> **Work instructions**
Print the data below verbatim, line for line, without adding, dropping, or changing anything.

——————

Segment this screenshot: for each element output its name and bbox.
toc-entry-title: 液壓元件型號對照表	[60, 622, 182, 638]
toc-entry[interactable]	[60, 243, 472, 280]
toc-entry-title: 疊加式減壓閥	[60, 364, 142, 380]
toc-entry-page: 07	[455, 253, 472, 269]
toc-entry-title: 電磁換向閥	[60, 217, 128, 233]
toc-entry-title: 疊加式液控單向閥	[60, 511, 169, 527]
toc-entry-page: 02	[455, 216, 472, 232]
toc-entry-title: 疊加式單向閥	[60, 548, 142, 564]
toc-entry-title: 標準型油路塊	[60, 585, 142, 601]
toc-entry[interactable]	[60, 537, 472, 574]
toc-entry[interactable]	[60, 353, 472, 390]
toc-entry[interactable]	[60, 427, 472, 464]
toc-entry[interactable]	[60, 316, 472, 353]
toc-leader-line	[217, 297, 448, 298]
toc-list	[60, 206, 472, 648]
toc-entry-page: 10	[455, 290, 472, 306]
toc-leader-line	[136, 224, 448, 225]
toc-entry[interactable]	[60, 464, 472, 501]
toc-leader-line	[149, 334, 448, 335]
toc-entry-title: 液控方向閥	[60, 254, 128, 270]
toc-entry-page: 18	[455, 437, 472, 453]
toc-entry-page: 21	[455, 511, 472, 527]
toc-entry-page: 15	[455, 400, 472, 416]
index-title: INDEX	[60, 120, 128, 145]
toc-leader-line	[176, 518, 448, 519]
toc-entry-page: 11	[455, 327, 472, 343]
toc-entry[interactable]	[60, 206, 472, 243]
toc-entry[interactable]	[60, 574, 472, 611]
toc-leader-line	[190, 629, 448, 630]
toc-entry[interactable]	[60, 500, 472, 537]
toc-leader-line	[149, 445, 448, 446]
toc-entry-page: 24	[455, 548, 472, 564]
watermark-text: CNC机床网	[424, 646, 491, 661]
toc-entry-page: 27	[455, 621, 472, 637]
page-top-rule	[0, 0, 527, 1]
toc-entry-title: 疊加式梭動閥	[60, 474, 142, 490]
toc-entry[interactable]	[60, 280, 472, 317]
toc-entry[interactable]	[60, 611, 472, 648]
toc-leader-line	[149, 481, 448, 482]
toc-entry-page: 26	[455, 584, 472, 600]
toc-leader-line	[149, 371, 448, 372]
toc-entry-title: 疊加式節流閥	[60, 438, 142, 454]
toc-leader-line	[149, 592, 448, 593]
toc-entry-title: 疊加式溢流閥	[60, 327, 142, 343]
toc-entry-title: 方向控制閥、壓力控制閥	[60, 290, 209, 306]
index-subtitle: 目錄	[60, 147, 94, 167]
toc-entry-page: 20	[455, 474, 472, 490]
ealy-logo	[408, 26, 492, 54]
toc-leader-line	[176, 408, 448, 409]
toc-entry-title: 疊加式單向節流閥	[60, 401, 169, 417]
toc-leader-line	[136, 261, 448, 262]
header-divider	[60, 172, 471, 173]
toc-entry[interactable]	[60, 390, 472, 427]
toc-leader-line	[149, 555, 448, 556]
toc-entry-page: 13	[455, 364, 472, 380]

——————

> **Solved problem**
Segment this screenshot: for each element output its name and bbox.
toc-entry-title: 液壓元件型號對照表	[60, 622, 182, 638]
toc-entry[interactable]	[60, 243, 472, 280]
toc-entry-title: 疊加式減壓閥	[60, 364, 142, 380]
toc-entry-page: 07	[455, 253, 472, 269]
toc-entry-title: 電磁換向閥	[60, 217, 128, 233]
toc-entry-title: 疊加式液控單向閥	[60, 511, 169, 527]
toc-entry-page: 02	[455, 216, 472, 232]
toc-entry-title: 疊加式單向閥	[60, 548, 142, 564]
toc-entry-title: 標準型油路塊	[60, 585, 142, 601]
toc-entry[interactable]	[60, 537, 472, 574]
toc-entry[interactable]	[60, 353, 472, 390]
toc-entry[interactable]	[60, 427, 472, 464]
toc-entry[interactable]	[60, 316, 472, 353]
toc-leader-line	[217, 297, 448, 298]
toc-list	[60, 206, 472, 648]
toc-entry-page: 10	[455, 290, 472, 306]
toc-leader-line	[136, 224, 448, 225]
toc-entry[interactable]	[60, 464, 472, 501]
toc-leader-line	[149, 334, 448, 335]
toc-entry-title: 液控方向閥	[60, 254, 128, 270]
toc-entry-page: 18	[455, 437, 472, 453]
toc-entry-page: 21	[455, 511, 472, 527]
toc-entry-page: 15	[455, 400, 472, 416]
index-title: INDEX	[60, 120, 128, 145]
toc-leader-line	[176, 518, 448, 519]
toc-entry-page: 11	[455, 327, 472, 343]
toc-entry[interactable]	[60, 206, 472, 243]
toc-entry[interactable]	[60, 574, 472, 611]
toc-leader-line	[190, 629, 448, 630]
toc-entry[interactable]	[60, 500, 472, 537]
toc-leader-line	[149, 445, 448, 446]
toc-entry-page: 24	[455, 548, 472, 564]
watermark-text: CNC机床网	[424, 646, 491, 661]
toc-entry-page: 27	[455, 621, 472, 637]
page-top-rule	[0, 0, 527, 1]
toc-entry-title: 疊加式梭動閥	[60, 474, 142, 490]
toc-entry[interactable]	[60, 280, 472, 317]
toc-entry[interactable]	[60, 611, 472, 648]
toc-leader-line	[149, 481, 448, 482]
toc-entry-page: 26	[455, 584, 472, 600]
toc-leader-line	[149, 371, 448, 372]
toc-entry-title: 疊加式節流閥	[60, 438, 142, 454]
toc-leader-line	[149, 592, 448, 593]
toc-entry-title: 疊加式溢流閥	[60, 327, 142, 343]
toc-entry-title: 方向控制閥、壓力控制閥	[60, 290, 209, 306]
index-subtitle: 目錄	[60, 147, 94, 167]
toc-entry-page: 20	[455, 474, 472, 490]
ealy-logo	[408, 26, 492, 54]
toc-leader-line	[176, 408, 448, 409]
toc-entry-title: 疊加式單向節流閥	[60, 401, 169, 417]
toc-leader-line	[136, 261, 448, 262]
header-divider	[60, 172, 471, 173]
toc-entry[interactable]	[60, 390, 472, 427]
toc-leader-line	[149, 555, 448, 556]
toc-entry-page: 13	[455, 364, 472, 380]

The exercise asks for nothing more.